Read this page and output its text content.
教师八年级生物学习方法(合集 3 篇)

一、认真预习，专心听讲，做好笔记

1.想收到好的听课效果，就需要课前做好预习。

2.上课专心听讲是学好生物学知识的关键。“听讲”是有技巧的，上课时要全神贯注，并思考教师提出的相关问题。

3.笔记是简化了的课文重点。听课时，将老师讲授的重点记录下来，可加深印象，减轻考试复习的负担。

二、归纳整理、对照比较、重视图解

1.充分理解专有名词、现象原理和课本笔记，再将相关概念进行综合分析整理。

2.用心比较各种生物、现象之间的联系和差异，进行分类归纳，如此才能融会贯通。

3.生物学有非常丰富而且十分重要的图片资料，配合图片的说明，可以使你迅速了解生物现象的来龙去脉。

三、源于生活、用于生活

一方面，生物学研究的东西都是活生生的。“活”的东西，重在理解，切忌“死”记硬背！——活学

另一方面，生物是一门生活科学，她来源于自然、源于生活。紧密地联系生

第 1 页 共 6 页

Written request: A single figure is required: the number of lines above in which the word "源于生活" occurs.

Task response: 2